▸ What is asked:
Lines containing the word "this" should be extracted in full.

▸ Stored records:
# # # # #

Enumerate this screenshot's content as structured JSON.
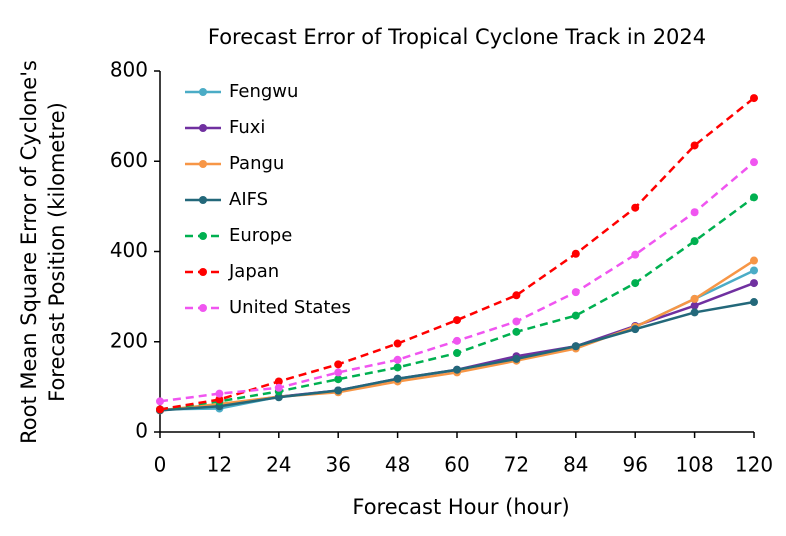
{
  "chart_data": {
    "type": "line",
    "title": "Forecast Error of Tropical Cyclone Track in 2024",
    "xlabel": "Forecast Hour (hour)",
    "ylabel": [
      "Root Mean Square Error of Cyclone's",
      "Forecast Position (kilometre)"
    ],
    "x": [
      0,
      12,
      24,
      36,
      48,
      60,
      72,
      84,
      96,
      108,
      120
    ],
    "xlim": [
      0,
      120
    ],
    "xticks": [
      0,
      12,
      24,
      36,
      48,
      60,
      72,
      84,
      96,
      108,
      120
    ],
    "ylim": [
      0,
      800
    ],
    "yticks": [
      0,
      200,
      400,
      600,
      800
    ],
    "legend": "upper-left",
    "series": [
      {
        "name": "Fengwu",
        "color": "#4bacc6",
        "dashed": false,
        "values": [
          50,
          52,
          78,
          92,
          117,
          137,
          165,
          190,
          233,
          295,
          358
        ]
      },
      {
        "name": "Fuxi",
        "color": "#7030a0",
        "dashed": false,
        "values": [
          48,
          60,
          78,
          92,
          118,
          138,
          168,
          190,
          235,
          280,
          330
        ]
      },
      {
        "name": "Pangu",
        "color": "#f79646",
        "dashed": false,
        "values": [
          48,
          62,
          78,
          88,
          112,
          132,
          158,
          185,
          233,
          295,
          380
        ]
      },
      {
        "name": "AIFS",
        "color": "#23687a",
        "dashed": false,
        "values": [
          48,
          57,
          77,
          92,
          118,
          138,
          162,
          190,
          228,
          265,
          288
        ]
      },
      {
        "name": "Europe",
        "color": "#00b050",
        "dashed": true,
        "values": [
          50,
          68,
          90,
          117,
          143,
          175,
          222,
          258,
          330,
          423,
          520
        ]
      },
      {
        "name": "Japan",
        "color": "#ff0000",
        "dashed": true,
        "values": [
          50,
          72,
          112,
          150,
          196,
          248,
          303,
          395,
          497,
          635,
          740
        ]
      },
      {
        "name": "United States",
        "color": "#f055f0",
        "dashed": true,
        "values": [
          68,
          85,
          98,
          132,
          160,
          202,
          245,
          310,
          393,
          487,
          598
        ]
      }
    ]
  }
}
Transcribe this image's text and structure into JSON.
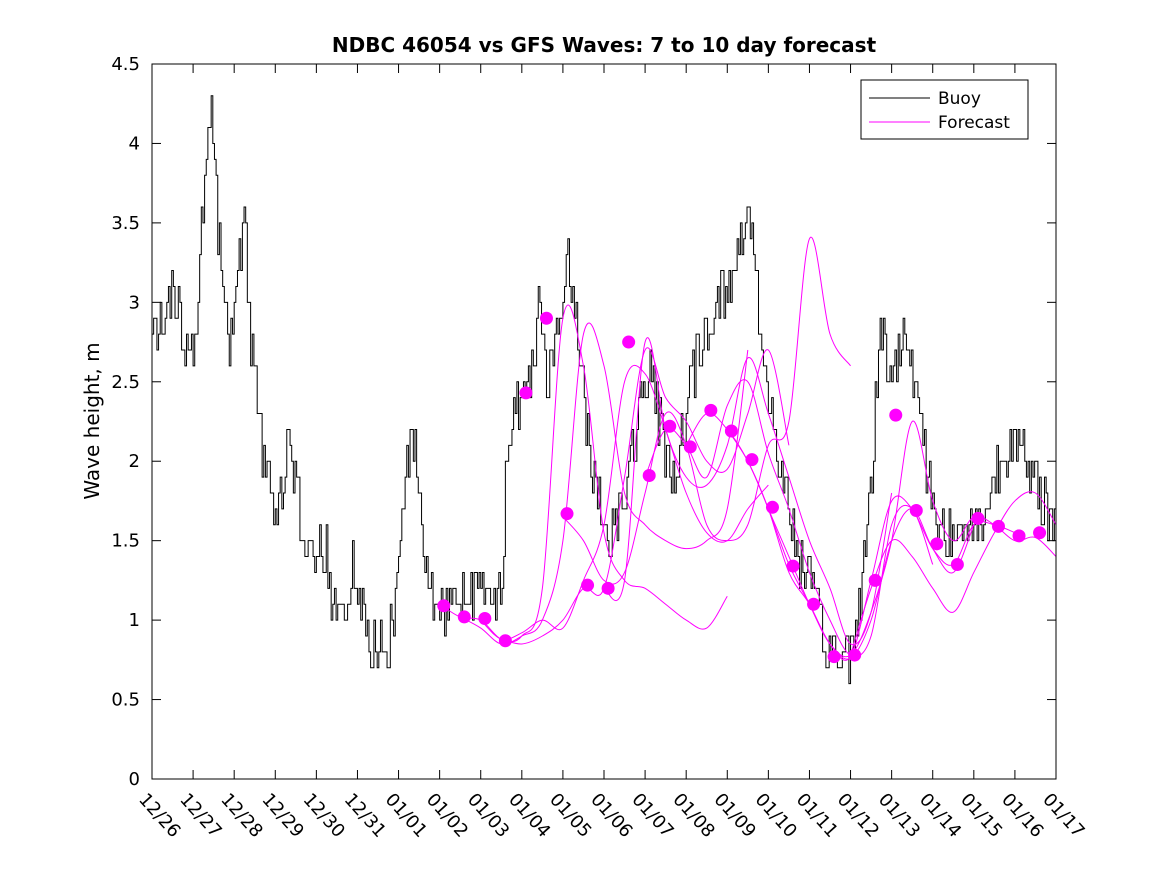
{
  "chart_data": {
    "type": "line",
    "title": "NDBC 46054 vs GFS Waves: 7 to 10 day forecast",
    "xlabel": "",
    "ylabel": "Wave height, m",
    "ylim": [
      0,
      4.5
    ],
    "yticks": [
      0,
      0.5,
      1,
      1.5,
      2,
      2.5,
      3,
      3.5,
      4,
      4.5
    ],
    "ytick_labels": [
      "0",
      "0.5",
      "1",
      "1.5",
      "2",
      "2.5",
      "3",
      "3.5",
      "4",
      "4.5"
    ],
    "xlim_days": [
      0,
      22
    ],
    "xtick_labels": [
      "12/26",
      "12/27",
      "12/28",
      "12/29",
      "12/30",
      "12/31",
      "01/01",
      "01/02",
      "01/03",
      "01/04",
      "01/05",
      "01/06",
      "01/07",
      "01/08",
      "01/09",
      "01/10",
      "01/11",
      "01/12",
      "01/13",
      "01/14",
      "01/15",
      "01/16",
      "01/17"
    ],
    "legend": {
      "placement": "top-right",
      "entries": [
        {
          "name": "Buoy",
          "color": "#000000"
        },
        {
          "name": "Forecast",
          "color": "#ff00ff"
        }
      ]
    },
    "buoy_anchors": [
      [
        0,
        2.75
      ],
      [
        0.15,
        2.85
      ],
      [
        0.3,
        3.0
      ],
      [
        0.5,
        3.05
      ],
      [
        0.65,
        2.9
      ],
      [
        0.8,
        2.7
      ],
      [
        0.9,
        2.6
      ],
      [
        1.0,
        2.75
      ],
      [
        1.1,
        3.0
      ],
      [
        1.2,
        3.5
      ],
      [
        1.3,
        3.85
      ],
      [
        1.4,
        4.1
      ],
      [
        1.45,
        4.35
      ],
      [
        1.5,
        3.95
      ],
      [
        1.6,
        3.5
      ],
      [
        1.7,
        3.15
      ],
      [
        1.8,
        2.9
      ],
      [
        1.9,
        2.75
      ],
      [
        2.0,
        3.0
      ],
      [
        2.1,
        3.2
      ],
      [
        2.2,
        3.45
      ],
      [
        2.25,
        3.6
      ],
      [
        2.3,
        3.2
      ],
      [
        2.4,
        2.7
      ],
      [
        2.5,
        2.5
      ],
      [
        2.6,
        2.3
      ],
      [
        2.7,
        2.05
      ],
      [
        2.8,
        1.9
      ],
      [
        2.9,
        1.8
      ],
      [
        3.0,
        1.7
      ],
      [
        3.1,
        1.75
      ],
      [
        3.2,
        1.9
      ],
      [
        3.3,
        2.1
      ],
      [
        3.4,
        2.05
      ],
      [
        3.5,
        1.8
      ],
      [
        3.6,
        1.6
      ],
      [
        3.7,
        1.5
      ],
      [
        3.8,
        1.45
      ],
      [
        3.9,
        1.4
      ],
      [
        4.0,
        1.45
      ],
      [
        4.1,
        1.5
      ],
      [
        4.2,
        1.45
      ],
      [
        4.3,
        1.3
      ],
      [
        4.4,
        1.15
      ],
      [
        4.5,
        1.1
      ],
      [
        4.6,
        1.05
      ],
      [
        4.7,
        1.15
      ],
      [
        4.8,
        1.25
      ],
      [
        4.9,
        1.3
      ],
      [
        5.0,
        1.2
      ],
      [
        5.1,
        1.05
      ],
      [
        5.2,
        0.95
      ],
      [
        5.3,
        0.85
      ],
      [
        5.4,
        0.8
      ],
      [
        5.5,
        0.9
      ],
      [
        5.6,
        0.95
      ],
      [
        5.7,
        0.85
      ],
      [
        5.8,
        0.9
      ],
      [
        5.9,
        1.1
      ],
      [
        6.0,
        1.5
      ],
      [
        6.1,
        1.8
      ],
      [
        6.2,
        2.0
      ],
      [
        6.3,
        2.1
      ],
      [
        6.4,
        2.05
      ],
      [
        6.5,
        1.8
      ],
      [
        6.6,
        1.45
      ],
      [
        6.7,
        1.25
      ],
      [
        6.8,
        1.15
      ],
      [
        6.9,
        1.1
      ],
      [
        7.0,
        1.05
      ],
      [
        7.2,
        1.1
      ],
      [
        7.4,
        1.15
      ],
      [
        7.6,
        1.2
      ],
      [
        7.8,
        1.2
      ],
      [
        8.0,
        1.2
      ],
      [
        8.2,
        1.15
      ],
      [
        8.4,
        1.2
      ],
      [
        8.5,
        1.3
      ],
      [
        8.6,
        1.8
      ],
      [
        8.7,
        2.1
      ],
      [
        8.8,
        2.3
      ],
      [
        9.0,
        2.4
      ],
      [
        9.2,
        2.6
      ],
      [
        9.35,
        2.85
      ],
      [
        9.45,
        3.15
      ],
      [
        9.5,
        2.8
      ],
      [
        9.6,
        2.5
      ],
      [
        9.8,
        2.7
      ],
      [
        10.0,
        3.0
      ],
      [
        10.1,
        3.25
      ],
      [
        10.2,
        3.05
      ],
      [
        10.35,
        2.85
      ],
      [
        10.5,
        2.4
      ],
      [
        10.7,
        2.0
      ],
      [
        10.9,
        1.7
      ],
      [
        11.1,
        1.55
      ],
      [
        11.3,
        1.65
      ],
      [
        11.5,
        1.8
      ],
      [
        11.7,
        2.1
      ],
      [
        11.9,
        2.35
      ],
      [
        12.1,
        2.6
      ],
      [
        12.2,
        2.45
      ],
      [
        12.4,
        2.15
      ],
      [
        12.6,
        1.95
      ],
      [
        12.8,
        2.0
      ],
      [
        13.0,
        2.3
      ],
      [
        13.2,
        2.6
      ],
      [
        13.4,
        2.75
      ],
      [
        13.6,
        2.9
      ],
      [
        13.8,
        3.05
      ],
      [
        14.0,
        3.05
      ],
      [
        14.2,
        3.2
      ],
      [
        14.4,
        3.45
      ],
      [
        14.5,
        3.6
      ],
      [
        14.6,
        3.5
      ],
      [
        14.7,
        3.2
      ],
      [
        14.8,
        2.8
      ],
      [
        15.0,
        2.4
      ],
      [
        15.2,
        2.1
      ],
      [
        15.4,
        1.8
      ],
      [
        15.6,
        1.55
      ],
      [
        15.8,
        1.35
      ],
      [
        16.0,
        1.2
      ],
      [
        16.2,
        1.0
      ],
      [
        16.4,
        0.85
      ],
      [
        16.6,
        0.78
      ],
      [
        16.8,
        0.75
      ],
      [
        17.0,
        0.8
      ],
      [
        17.1,
        0.95
      ],
      [
        17.3,
        1.3
      ],
      [
        17.5,
        1.85
      ],
      [
        17.6,
        2.3
      ],
      [
        17.7,
        2.75
      ],
      [
        17.8,
        2.8
      ],
      [
        17.9,
        2.6
      ],
      [
        18.1,
        2.55
      ],
      [
        18.2,
        2.7
      ],
      [
        18.35,
        2.85
      ],
      [
        18.5,
        2.6
      ],
      [
        18.7,
        2.3
      ],
      [
        18.9,
        1.85
      ],
      [
        19.1,
        1.65
      ],
      [
        19.3,
        1.6
      ],
      [
        19.5,
        1.5
      ],
      [
        19.7,
        1.55
      ],
      [
        19.9,
        1.65
      ],
      [
        20.1,
        1.55
      ],
      [
        20.3,
        1.7
      ],
      [
        20.5,
        1.9
      ],
      [
        20.7,
        2.0
      ],
      [
        20.9,
        2.2
      ],
      [
        21.1,
        2.1
      ],
      [
        21.3,
        1.9
      ],
      [
        21.5,
        1.85
      ],
      [
        21.7,
        1.75
      ],
      [
        21.9,
        1.6
      ],
      [
        22.0,
        1.55
      ]
    ],
    "forecast_series": [
      {
        "x": [
          7.0,
          7.5,
          8.0,
          8.5,
          9.0,
          9.5,
          10.0,
          10.5,
          11.0,
          11.5,
          12.0,
          12.5,
          13.0,
          13.5,
          14.0
        ],
        "y": [
          1.1,
          1.02,
          1.0,
          0.88,
          0.9,
          1.2,
          2.9,
          2.6,
          1.55,
          1.25,
          1.2,
          1.1,
          1.0,
          0.95,
          1.15
        ]
      },
      {
        "x": [
          7.5,
          8.0,
          8.5,
          9.0,
          9.5,
          10.0,
          10.5,
          11.0,
          11.5,
          12.0,
          12.5,
          13.0,
          13.5,
          14.0,
          14.5
        ],
        "y": [
          1.02,
          0.95,
          0.85,
          0.9,
          1.0,
          1.5,
          2.8,
          2.6,
          1.8,
          1.6,
          1.5,
          1.45,
          1.5,
          1.7,
          2.7
        ]
      },
      {
        "x": [
          8.0,
          8.5,
          9.0,
          9.5,
          10.0,
          10.5,
          11.0,
          11.5,
          12.0,
          12.5,
          13.0,
          13.5,
          14.0,
          14.5,
          15.0
        ],
        "y": [
          1.0,
          0.88,
          0.92,
          1.0,
          0.95,
          1.25,
          1.6,
          2.5,
          2.55,
          2.2,
          1.8,
          1.55,
          1.5,
          1.7,
          1.85
        ]
      },
      {
        "x": [
          8.5,
          9.0,
          9.5,
          10.0,
          10.5,
          11.0,
          11.5,
          12.0,
          12.5,
          13.0,
          13.5,
          14.0,
          14.5,
          15.0,
          15.5
        ],
        "y": [
          0.88,
          0.85,
          0.9,
          1.0,
          1.2,
          1.2,
          1.9,
          2.7,
          2.4,
          2.25,
          2.0,
          1.95,
          2.3,
          2.7,
          2.1
        ]
      },
      {
        "x": [
          10.0,
          10.5,
          11.0,
          11.5,
          12.0,
          12.5,
          13.0,
          13.5,
          14.0,
          14.5,
          15.0,
          15.5,
          16.0,
          16.5,
          17.0
        ],
        "y": [
          1.65,
          1.5,
          1.25,
          1.3,
          1.8,
          2.3,
          2.1,
          1.6,
          1.5,
          1.6,
          2.1,
          2.25,
          3.4,
          2.8,
          2.6
        ]
      },
      {
        "x": [
          11.0,
          11.5,
          12.0,
          12.5,
          13.0,
          13.5,
          14.0,
          14.5,
          15.0,
          15.5,
          16.0,
          16.5,
          17.0,
          17.5,
          18.0
        ],
        "y": [
          1.2,
          1.25,
          2.75,
          2.2,
          1.9,
          1.85,
          2.1,
          2.65,
          2.3,
          1.9,
          1.5,
          1.2,
          0.85,
          1.05,
          1.8
        ]
      },
      {
        "x": [
          12.0,
          12.5,
          13.0,
          13.5,
          14.0,
          14.5,
          15.0,
          15.5,
          16.0,
          16.5,
          17.0,
          17.5,
          18.0,
          18.5,
          19.0
        ],
        "y": [
          1.9,
          2.2,
          2.1,
          1.9,
          2.35,
          2.5,
          2.05,
          1.7,
          1.3,
          1.0,
          0.78,
          0.9,
          1.6,
          1.7,
          1.35
        ]
      },
      {
        "x": [
          13.0,
          13.5,
          14.0,
          14.5,
          15.0,
          15.5,
          16.0,
          16.5,
          17.0,
          17.5,
          18.0,
          18.5,
          19.0,
          19.5,
          20.0
        ],
        "y": [
          2.1,
          2.3,
          2.2,
          2.0,
          1.7,
          1.3,
          1.1,
          0.85,
          0.76,
          1.0,
          1.5,
          1.7,
          1.45,
          1.3,
          1.6
        ]
      },
      {
        "x": [
          14.0,
          14.5,
          15.0,
          15.5,
          16.0,
          16.5,
          17.0,
          17.5,
          18.0,
          18.5,
          19.0,
          19.5,
          20.0,
          20.5,
          21.0
        ],
        "y": [
          2.2,
          2.0,
          1.7,
          1.35,
          1.1,
          0.85,
          0.77,
          1.25,
          1.75,
          1.7,
          1.45,
          1.35,
          1.6,
          1.6,
          1.55
        ]
      },
      {
        "x": [
          15.0,
          15.5,
          16.0,
          16.5,
          17.0,
          17.5,
          18.0,
          18.5,
          19.0,
          19.5,
          20.0,
          20.5,
          21.0,
          21.5,
          22.0
        ],
        "y": [
          1.7,
          1.4,
          1.1,
          0.85,
          0.78,
          1.05,
          1.5,
          2.25,
          1.75,
          1.5,
          1.65,
          1.6,
          1.5,
          1.52,
          1.4
        ]
      },
      {
        "x": [
          17.0,
          17.5,
          18.0,
          18.5,
          19.0,
          19.5,
          20.0,
          20.5,
          21.0,
          21.5,
          22.0
        ],
        "y": [
          0.78,
          1.2,
          1.5,
          1.4,
          1.2,
          1.05,
          1.3,
          1.55,
          1.75,
          1.8,
          1.6
        ]
      }
    ],
    "forecast_markers": [
      [
        7.1,
        1.09
      ],
      [
        7.6,
        1.02
      ],
      [
        8.1,
        1.01
      ],
      [
        8.6,
        0.87
      ],
      [
        9.1,
        2.43
      ],
      [
        9.6,
        2.9
      ],
      [
        10.1,
        1.67
      ],
      [
        10.6,
        1.22
      ],
      [
        11.1,
        1.2
      ],
      [
        11.6,
        2.75
      ],
      [
        12.1,
        1.91
      ],
      [
        12.6,
        2.22
      ],
      [
        13.1,
        2.09
      ],
      [
        13.6,
        2.32
      ],
      [
        14.1,
        2.19
      ],
      [
        14.6,
        2.01
      ],
      [
        15.1,
        1.71
      ],
      [
        15.6,
        1.34
      ],
      [
        16.1,
        1.1
      ],
      [
        16.6,
        0.77
      ],
      [
        17.1,
        0.78
      ],
      [
        17.6,
        1.25
      ],
      [
        18.1,
        2.29
      ],
      [
        18.6,
        1.69
      ],
      [
        19.1,
        1.48
      ],
      [
        19.6,
        1.35
      ],
      [
        20.1,
        1.64
      ],
      [
        20.6,
        1.59
      ],
      [
        21.1,
        1.53
      ],
      [
        21.6,
        1.55
      ]
    ]
  }
}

# # # # #

▸ Final result:
Enumerate this screenshot's content as structured JSON.
Transcribe this image's text and structure into JSON.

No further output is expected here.